Abstract

‘War as education’. ‘Education as war’. One might think that propaganda is surely the first point of application for these McLuhanisms. But McLuhan (see McLuhan and Fiore, 1968) directed us elsewhere, to the inevitable deployment of technological advancements for military purposes, to the certainty that military purposes drive technological advancement, and to the assaultive reorientation demanded by technological innovation. The unsettling implications of this circuitry appear to open up a critical assessment of the technological pursuits of both the military and educational institutions. In actuality, McLuhan’s impact upon education largely involved smoothing the way for an intensification of technologized instruction.

WORK TO DO =
A. Quote the abstract on McLuhan, war, and education in full, word for word.
B. Print the listing verbatim, beginning with its first line and continuing through the line that contains "option-c[interactable]: C．扇形图: [409, 851, 473, 867]", with both of those lines included.

Labeled region listing =

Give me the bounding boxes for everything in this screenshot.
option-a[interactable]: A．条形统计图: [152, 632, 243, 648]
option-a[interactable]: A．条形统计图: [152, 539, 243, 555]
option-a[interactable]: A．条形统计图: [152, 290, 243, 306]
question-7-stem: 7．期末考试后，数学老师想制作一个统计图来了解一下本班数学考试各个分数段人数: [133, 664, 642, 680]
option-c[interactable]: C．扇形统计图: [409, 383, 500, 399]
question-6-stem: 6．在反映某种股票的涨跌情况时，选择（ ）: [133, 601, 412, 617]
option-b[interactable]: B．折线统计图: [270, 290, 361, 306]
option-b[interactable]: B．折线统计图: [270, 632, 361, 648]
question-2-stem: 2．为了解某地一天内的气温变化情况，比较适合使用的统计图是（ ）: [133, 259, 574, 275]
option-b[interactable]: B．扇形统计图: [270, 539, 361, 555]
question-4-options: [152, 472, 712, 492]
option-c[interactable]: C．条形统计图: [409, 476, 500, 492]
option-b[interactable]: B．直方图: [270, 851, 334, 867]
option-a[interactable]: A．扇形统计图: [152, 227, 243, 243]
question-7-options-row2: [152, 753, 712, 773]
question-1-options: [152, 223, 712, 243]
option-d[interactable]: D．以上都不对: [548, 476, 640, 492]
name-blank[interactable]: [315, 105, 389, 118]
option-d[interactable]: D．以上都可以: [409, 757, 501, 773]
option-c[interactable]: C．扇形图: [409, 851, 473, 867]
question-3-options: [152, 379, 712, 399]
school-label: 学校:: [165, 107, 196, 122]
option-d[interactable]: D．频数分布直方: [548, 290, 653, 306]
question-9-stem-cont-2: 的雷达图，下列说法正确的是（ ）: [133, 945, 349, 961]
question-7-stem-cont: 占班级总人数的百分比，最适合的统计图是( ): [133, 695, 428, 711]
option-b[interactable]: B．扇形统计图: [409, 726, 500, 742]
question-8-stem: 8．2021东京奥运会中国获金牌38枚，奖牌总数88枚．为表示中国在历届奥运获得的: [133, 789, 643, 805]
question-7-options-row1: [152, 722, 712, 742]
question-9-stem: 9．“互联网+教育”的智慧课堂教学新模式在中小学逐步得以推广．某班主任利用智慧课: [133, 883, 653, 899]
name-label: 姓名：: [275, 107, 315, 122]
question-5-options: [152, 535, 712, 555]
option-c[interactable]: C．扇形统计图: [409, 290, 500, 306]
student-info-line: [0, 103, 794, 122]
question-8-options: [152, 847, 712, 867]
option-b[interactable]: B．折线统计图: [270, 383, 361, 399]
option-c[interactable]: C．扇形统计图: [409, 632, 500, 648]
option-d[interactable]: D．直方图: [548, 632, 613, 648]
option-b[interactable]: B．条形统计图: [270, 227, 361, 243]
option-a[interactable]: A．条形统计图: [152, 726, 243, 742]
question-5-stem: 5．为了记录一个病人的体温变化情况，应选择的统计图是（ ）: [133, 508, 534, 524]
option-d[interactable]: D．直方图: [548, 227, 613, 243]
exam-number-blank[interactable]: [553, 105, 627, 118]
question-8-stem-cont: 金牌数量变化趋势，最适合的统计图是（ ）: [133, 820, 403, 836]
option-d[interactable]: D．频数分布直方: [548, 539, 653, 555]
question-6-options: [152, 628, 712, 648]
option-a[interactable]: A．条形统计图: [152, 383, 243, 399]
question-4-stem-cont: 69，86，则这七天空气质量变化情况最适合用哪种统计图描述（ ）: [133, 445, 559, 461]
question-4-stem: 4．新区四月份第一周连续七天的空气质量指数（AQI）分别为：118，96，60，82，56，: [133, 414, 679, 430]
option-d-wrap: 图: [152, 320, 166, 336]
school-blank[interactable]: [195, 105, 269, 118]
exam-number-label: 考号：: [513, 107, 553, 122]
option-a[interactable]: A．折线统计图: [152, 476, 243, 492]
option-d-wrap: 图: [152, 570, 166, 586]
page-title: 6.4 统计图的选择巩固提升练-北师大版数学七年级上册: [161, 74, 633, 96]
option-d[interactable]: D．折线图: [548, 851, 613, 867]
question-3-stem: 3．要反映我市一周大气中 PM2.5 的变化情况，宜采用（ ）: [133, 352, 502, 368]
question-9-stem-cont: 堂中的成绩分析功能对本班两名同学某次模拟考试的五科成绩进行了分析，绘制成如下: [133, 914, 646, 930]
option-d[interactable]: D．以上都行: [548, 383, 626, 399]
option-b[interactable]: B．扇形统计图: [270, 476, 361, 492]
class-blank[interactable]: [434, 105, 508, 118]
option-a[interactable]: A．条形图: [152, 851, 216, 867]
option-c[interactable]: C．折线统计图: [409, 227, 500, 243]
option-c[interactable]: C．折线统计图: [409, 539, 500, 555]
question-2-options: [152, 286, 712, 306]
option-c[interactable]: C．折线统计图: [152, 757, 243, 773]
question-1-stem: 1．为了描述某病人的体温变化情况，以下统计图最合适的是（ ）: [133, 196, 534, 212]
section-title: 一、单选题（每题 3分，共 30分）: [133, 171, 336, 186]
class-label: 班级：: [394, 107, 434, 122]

SOLUTIONS BY TASK =
A.
Abstract

‘War as education’. ‘Education as war’. One might think that propaganda is surely the first point of application for these McLuhanisms. But McLuhan (see McLuhan and Fiore, 1968) directed us elsewhere, to the inevitable deployment of technological advancements for military purposes, to the certainty that military purposes drive technological advancement, and to the assaultive reorientation demanded by technological innovation. The unsettling implications of this circuitry appear to open up a critical assessment of the technological pursuits of both the military and educational institutions. In actuality, McLuhan’s impact upon education largely involved smoothing the way for an intensification of technologized instruction.

B.
Give me the bounding boxes for everything in this screenshot.
option-a[interactable]: A．条形统计图: [152, 632, 243, 648]
option-a[interactable]: A．条形统计图: [152, 539, 243, 555]
option-a[interactable]: A．条形统计图: [152, 290, 243, 306]
question-7-stem: 7．期末考试后，数学老师想制作一个统计图来了解一下本班数学考试各个分数段人数: [133, 664, 642, 680]
option-c[interactable]: C．扇形统计图: [409, 383, 500, 399]
question-6-stem: 6．在反映某种股票的涨跌情况时，选择（ ）: [133, 601, 412, 617]
option-b[interactable]: B．折线统计图: [270, 290, 361, 306]
option-b[interactable]: B．折线统计图: [270, 632, 361, 648]
question-2-stem: 2．为了解某地一天内的气温变化情况，比较适合使用的统计图是（ ）: [133, 259, 574, 275]
option-b[interactable]: B．扇形统计图: [270, 539, 361, 555]
question-4-options: [152, 472, 712, 492]
option-c[interactable]: C．条形统计图: [409, 476, 500, 492]
option-b[interactable]: B．直方图: [270, 851, 334, 867]
option-a[interactable]: A．扇形统计图: [152, 227, 243, 243]
question-7-options-row2: [152, 753, 712, 773]
question-1-options: [152, 223, 712, 243]
option-d[interactable]: D．以上都不对: [548, 476, 640, 492]
name-blank[interactable]: [315, 105, 389, 118]
option-d[interactable]: D．以上都可以: [409, 757, 501, 773]
option-c[interactable]: C．扇形图: [409, 851, 473, 867]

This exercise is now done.